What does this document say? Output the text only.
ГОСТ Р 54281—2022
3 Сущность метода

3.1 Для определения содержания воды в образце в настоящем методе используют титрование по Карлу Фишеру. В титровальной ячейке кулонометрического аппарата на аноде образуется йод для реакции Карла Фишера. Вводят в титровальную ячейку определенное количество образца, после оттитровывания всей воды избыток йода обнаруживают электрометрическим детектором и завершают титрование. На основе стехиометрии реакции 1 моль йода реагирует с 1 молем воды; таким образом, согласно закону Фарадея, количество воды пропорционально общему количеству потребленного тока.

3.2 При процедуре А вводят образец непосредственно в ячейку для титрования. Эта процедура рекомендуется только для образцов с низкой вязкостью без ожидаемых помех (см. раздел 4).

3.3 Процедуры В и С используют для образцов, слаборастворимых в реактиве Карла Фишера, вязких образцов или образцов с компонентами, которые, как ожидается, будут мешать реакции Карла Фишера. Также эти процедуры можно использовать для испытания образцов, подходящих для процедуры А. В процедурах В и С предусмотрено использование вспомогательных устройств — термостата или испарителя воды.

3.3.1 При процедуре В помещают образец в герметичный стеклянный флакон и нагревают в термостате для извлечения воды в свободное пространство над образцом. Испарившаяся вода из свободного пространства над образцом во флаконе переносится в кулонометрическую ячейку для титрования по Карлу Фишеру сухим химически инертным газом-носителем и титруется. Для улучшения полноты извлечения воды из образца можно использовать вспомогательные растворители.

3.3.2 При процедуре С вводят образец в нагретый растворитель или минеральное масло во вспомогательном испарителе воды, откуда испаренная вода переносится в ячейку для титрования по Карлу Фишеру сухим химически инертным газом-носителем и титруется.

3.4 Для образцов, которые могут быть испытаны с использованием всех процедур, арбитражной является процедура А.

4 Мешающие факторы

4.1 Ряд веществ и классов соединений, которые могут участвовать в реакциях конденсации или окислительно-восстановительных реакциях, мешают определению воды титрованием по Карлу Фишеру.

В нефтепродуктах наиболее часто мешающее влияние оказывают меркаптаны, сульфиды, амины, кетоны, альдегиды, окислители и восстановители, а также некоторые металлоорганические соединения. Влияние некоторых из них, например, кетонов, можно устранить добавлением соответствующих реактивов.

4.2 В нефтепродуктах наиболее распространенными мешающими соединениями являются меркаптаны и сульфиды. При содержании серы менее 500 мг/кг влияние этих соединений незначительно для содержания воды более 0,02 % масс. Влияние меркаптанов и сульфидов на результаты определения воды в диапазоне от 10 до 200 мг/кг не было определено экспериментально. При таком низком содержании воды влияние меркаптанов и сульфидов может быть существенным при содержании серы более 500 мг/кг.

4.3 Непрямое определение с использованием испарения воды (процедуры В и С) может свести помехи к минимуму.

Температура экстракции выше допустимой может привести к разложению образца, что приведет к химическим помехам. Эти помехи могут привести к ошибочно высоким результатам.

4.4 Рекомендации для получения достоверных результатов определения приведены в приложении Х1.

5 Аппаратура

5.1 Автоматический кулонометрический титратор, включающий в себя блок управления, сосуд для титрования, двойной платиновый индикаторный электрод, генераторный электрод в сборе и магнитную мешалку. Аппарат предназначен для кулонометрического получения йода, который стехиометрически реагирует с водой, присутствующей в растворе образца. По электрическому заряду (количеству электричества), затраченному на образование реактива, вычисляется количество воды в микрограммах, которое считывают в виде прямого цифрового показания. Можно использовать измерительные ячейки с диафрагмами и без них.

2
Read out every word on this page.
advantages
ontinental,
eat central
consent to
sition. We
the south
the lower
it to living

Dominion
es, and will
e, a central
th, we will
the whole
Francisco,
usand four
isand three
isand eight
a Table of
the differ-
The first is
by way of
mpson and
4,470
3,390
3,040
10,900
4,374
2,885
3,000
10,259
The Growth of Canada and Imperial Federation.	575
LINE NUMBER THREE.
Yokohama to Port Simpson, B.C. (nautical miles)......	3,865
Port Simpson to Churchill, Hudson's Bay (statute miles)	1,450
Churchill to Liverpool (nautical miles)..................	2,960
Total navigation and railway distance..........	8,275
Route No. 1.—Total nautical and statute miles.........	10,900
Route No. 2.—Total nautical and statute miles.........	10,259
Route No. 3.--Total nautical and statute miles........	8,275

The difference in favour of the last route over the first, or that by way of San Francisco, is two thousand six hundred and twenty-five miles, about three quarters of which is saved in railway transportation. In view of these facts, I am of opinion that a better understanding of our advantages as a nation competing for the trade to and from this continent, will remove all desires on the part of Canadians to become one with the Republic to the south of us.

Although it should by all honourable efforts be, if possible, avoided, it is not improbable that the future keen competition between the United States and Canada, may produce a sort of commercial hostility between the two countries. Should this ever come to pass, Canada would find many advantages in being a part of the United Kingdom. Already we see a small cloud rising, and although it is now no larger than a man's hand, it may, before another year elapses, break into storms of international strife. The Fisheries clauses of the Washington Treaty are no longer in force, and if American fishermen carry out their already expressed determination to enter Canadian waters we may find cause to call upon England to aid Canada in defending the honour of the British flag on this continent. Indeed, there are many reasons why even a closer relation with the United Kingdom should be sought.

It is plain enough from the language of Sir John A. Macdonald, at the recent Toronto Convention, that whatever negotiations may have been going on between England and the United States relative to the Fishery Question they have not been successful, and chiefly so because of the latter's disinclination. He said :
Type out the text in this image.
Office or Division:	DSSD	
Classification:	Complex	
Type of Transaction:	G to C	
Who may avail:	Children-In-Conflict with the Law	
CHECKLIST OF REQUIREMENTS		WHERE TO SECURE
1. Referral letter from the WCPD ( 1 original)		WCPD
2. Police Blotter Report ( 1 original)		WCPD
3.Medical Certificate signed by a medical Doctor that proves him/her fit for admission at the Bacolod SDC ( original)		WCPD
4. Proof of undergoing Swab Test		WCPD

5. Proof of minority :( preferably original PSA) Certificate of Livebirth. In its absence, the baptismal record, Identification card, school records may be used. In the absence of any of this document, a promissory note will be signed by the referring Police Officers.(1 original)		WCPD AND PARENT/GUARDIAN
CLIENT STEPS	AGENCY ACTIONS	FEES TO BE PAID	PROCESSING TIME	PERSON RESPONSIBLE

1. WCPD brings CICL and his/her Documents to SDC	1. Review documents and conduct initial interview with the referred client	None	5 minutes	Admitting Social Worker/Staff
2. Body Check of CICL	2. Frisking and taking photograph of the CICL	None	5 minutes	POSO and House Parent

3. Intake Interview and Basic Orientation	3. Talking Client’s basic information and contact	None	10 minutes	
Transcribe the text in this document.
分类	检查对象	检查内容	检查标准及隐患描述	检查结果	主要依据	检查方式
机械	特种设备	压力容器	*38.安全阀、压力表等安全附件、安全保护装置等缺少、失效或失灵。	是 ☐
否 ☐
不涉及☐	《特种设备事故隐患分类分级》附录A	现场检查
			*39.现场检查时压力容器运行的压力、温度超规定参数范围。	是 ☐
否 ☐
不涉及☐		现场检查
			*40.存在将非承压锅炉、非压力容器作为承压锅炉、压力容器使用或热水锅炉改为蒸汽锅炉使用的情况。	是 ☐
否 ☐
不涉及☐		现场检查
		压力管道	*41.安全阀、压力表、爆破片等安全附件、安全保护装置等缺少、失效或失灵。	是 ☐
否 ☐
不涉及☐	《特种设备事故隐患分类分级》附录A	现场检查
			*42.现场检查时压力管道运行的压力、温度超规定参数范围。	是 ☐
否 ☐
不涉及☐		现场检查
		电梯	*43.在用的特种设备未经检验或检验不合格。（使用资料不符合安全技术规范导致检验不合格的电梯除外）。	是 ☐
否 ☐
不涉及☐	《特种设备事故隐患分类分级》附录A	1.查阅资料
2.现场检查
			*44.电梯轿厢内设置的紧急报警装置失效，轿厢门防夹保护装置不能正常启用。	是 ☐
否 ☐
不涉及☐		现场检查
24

Exercise aim
From the preceding material, extract every line exactly.

Worked answer
What does this document say? Output the text only.
ГОСТ Р 54281—2022
3 Сущность метода

3.1 Для определения содержания воды в образце в настоящем методе используют титрование по Карлу Фишеру. В титровальной ячейке кулонометрического аппарата на аноде образуется йод для реакции Карла Фишера. Вводят в титровальную ячейку определенное количество образца, после оттитровывания всей воды избыток йода обнаруживают электрометрическим детектором и завершают титрование. На основе стехиометрии реакции 1 моль йода реагирует с 1 молем воды; таким образом, согласно закону Фарадея, количество воды пропорционально общему количеству потребленного тока.

3.2 При процедуре А вводят образец непосредственно в ячейку для титрования. Эта процедура рекомендуется только для образцов с низкой вязкостью без ожидаемых помех (см. раздел 4).

3.3 Процедуры В и С используют для образцов, слаборастворимых в реактиве Карла Фишера, вязких образцов или образцов с компонентами, которые, как ожидается, будут мешать реакции Карла Фишера. Также эти процедуры можно использовать для испытания образцов, подходящих для процедуры А. В процедурах В и С предусмотрено использование вспомогательных устройств — термостата или испарителя воды.

3.3.1 При процедуре В помещают образец в герметичный стеклянный флакон и нагревают в термостате для извлечения воды в свободное пространство над образцом. Испарившаяся вода из свободного пространства над образцом во флаконе переносится в кулонометрическую ячейку для титрования по Карлу Фишеру сухим химически инертным газом-носителем и титруется. Для улучшения полноты извлечения воды из образца можно использовать вспомогательные растворители.

3.3.2 При процедуре С вводят образец в нагретый растворитель или минеральное масло во вспомогательном испарителе воды, откуда испаренная вода переносится в ячейку для титрования по Карлу Фишеру сухим химически инертным газом-носителем и титруется.

3.4 Для образцов, которые могут быть испытаны с использованием всех процедур, арбитражной является процедура А.

4 Мешающие факторы

4.1 Ряд веществ и классов соединений, которые могут участвовать в реакциях конденсации или окислительно-восстановительных реакциях, мешают определению воды титрованием по Карлу Фишеру.

В нефтепродуктах наиболее часто мешающее влияние оказывают меркаптаны, сульфиды, амины, кетоны, альдегиды, окислители и восстановители, а также некоторые металлоорганические соединения. Влияние некоторых из них, например, кетонов, можно устранить добавлением соответствующих реактивов.

4.2 В нефтепродуктах наиболее распространенными мешающими соединениями являются меркаптаны и сульфиды. При содержании серы менее 500 мг/кг влияние этих соединений незначительно для содержания воды более 0,02 % масс. Влияние меркаптанов и сульфидов на результаты определения воды в диапазоне от 10 до 200 мг/кг не было определено экспериментально. При таком низком содержании воды влияние меркаптанов и сульфидов может быть существенным при содержании серы более 500 мг/кг.

4.3 Непрямое определение с использованием испарения воды (процедуры В и С) может свести помехи к минимуму.

Температура экстракции выше допустимой может привести к разложению образца, что приведет к химическим помехам. Эти помехи могут привести к ошибочно высоким результатам.

4.4 Рекомендации для получения достоверных результатов определения приведены в приложении Х1.

5 Аппаратура

5.1 Автоматический кулонометрический титратор, включающий в себя блок управления, сосуд для титрования, двойной платиновый индикаторный электрод, генераторный электрод в сборе и магнитную мешалку. Аппарат предназначен для кулонометрического получения йода, который стехиометрически реагирует с водой, присутствующей в растворе образца. По электрическому заряду (количеству электричества), затраченному на образование реактива, вычисляется количество воды в микрограммах, которое считывают в виде прямого цифрового показания. Можно использовать измерительные ячейки с диафрагмами и без них.

2
Read out every word on this page.
advantages
ontinental,
eat central
consent to
sition. We
the south
the lower
it to living

Dominion
es, and will
e, a central
th, we will
the whole
Francisco,
usand four
isand three
isand eight
a Table of
the differ-
The first is
by way of
mpson and
4,470
3,390
3,040
10,900
4,374
2,885
3,000
10,259
The Growth of Canada and Imperial Federation.	575
LINE NUMBER THREE.
Yokohama to Port Simpson, B.C. (nautical miles)......	3,865
Port Simpson to Churchill, Hudson's Bay (statute miles)	1,450
Churchill to Liverpool (nautical miles)..................	2,960
Total navigation and railway distance..........	8,275
Route No. 1.—Total nautical and statute miles.........	10,900
Route No. 2.—Total nautical and statute miles.........	10,259
Route No. 3.--Total nautical and statute miles........	8,275

The difference in favour of the last route over the first, or that by way of San Francisco, is two thousand six hundred and twenty-five miles, about three quarters of which is saved in railway transportation. In view of these facts, I am of opinion that a better understanding of our advantages as a nation competing for the trade to and from this continent, will remove all desires on the part of Canadians to become one with the Republic to the south of us.

Although it should by all honourable efforts be, if possible, avoided, it is not improbable that the future keen competition between the United States and Canada, may produce a sort of commercial hostility between the two countries. Should this ever come to pass, Canada would find many advantages in being a part of the United Kingdom. Already we see a small cloud rising, and although it is now no larger than a man's hand, it may, before another year elapses, break into storms of international strife. The Fisheries clauses of the Washington Treaty are no longer in force, and if American fishermen carry out their already expressed determination to enter Canadian waters we may find cause to call upon England to aid Canada in defending the honour of the British flag on this continent. Indeed, there are many reasons why even a closer relation with the United Kingdom should be sought.

It is plain enough from the language of Sir John A. Macdonald, at the recent Toronto Convention, that whatever negotiations may have been going on between England and the United States relative to the Fishery Question they have not been successful, and chiefly so because of the latter's disinclination. He said :
Type out the text in this image.
Office or Division:	DSSD	
Classification:	Complex	
Type of Transaction:	G to C	
Who may avail:	Children-In-Conflict with the Law	
CHECKLIST OF REQUIREMENTS		WHERE TO SECURE
1. Referral letter from the WCPD ( 1 original)		WCPD
2. Police Blotter Report ( 1 original)		WCPD
3.Medical Certificate signed by a medical Doctor that proves him/her fit for admission at the Bacolod SDC ( original)		WCPD
4. Proof of undergoing Swab Test		WCPD

5. Proof of minority :( preferably original PSA) Certificate of Livebirth. In its absence, the baptismal record, Identification card, school records may be used. In the absence of any of this document, a promissory note will be signed by the referring Police Officers.(1 original)		WCPD AND PARENT/GUARDIAN
CLIENT STEPS	AGENCY ACTIONS	FEES TO BE PAID	PROCESSING TIME	PERSON RESPONSIBLE

1. WCPD brings CICL and his/her Documents to SDC	1. Review documents and conduct initial interview with the referred client	None	5 minutes	Admitting Social Worker/Staff
2. Body Check of CICL	2. Frisking and taking photograph of the CICL	None	5 minutes	POSO and House Parent

3. Intake Interview and Basic Orientation	3. Talking Client’s basic information and contact	None	10 minutes	
Transcribe the text in this document.
分类	检查对象	检查内容	检查标准及隐患描述	检查结果	主要依据	检查方式
机械	特种设备	压力容器	*38.安全阀、压力表等安全附件、安全保护装置等缺少、失效或失灵。	是 ☐
否 ☐
不涉及☐	《特种设备事故隐患分类分级》附录A	现场检查
			*39.现场检查时压力容器运行的压力、温度超规定参数范围。	是 ☐
否 ☐
不涉及☐		现场检查
			*40.存在将非承压锅炉、非压力容器作为承压锅炉、压力容器使用或热水锅炉改为蒸汽锅炉使用的情况。	是 ☐
否 ☐
不涉及☐		现场检查
		压力管道	*41.安全阀、压力表、爆破片等安全附件、安全保护装置等缺少、失效或失灵。	是 ☐
否 ☐
不涉及☐	《特种设备事故隐患分类分级》附录A	现场检查
			*42.现场检查时压力管道运行的压力、温度超规定参数范围。	是 ☐
否 ☐
不涉及☐		现场检查
		电梯	*43.在用的特种设备未经检验或检验不合格。（使用资料不符合安全技术规范导致检验不合格的电梯除外）。	是 ☐
否 ☐
不涉及☐	《特种设备事故隐患分类分级》附录A	1.查阅资料
2.现场检查
			*44.电梯轿厢内设置的紧急报警装置失效，轿厢门防夹保护装置不能正常启用。	是 ☐
否 ☐
不涉及☐		现场检查
24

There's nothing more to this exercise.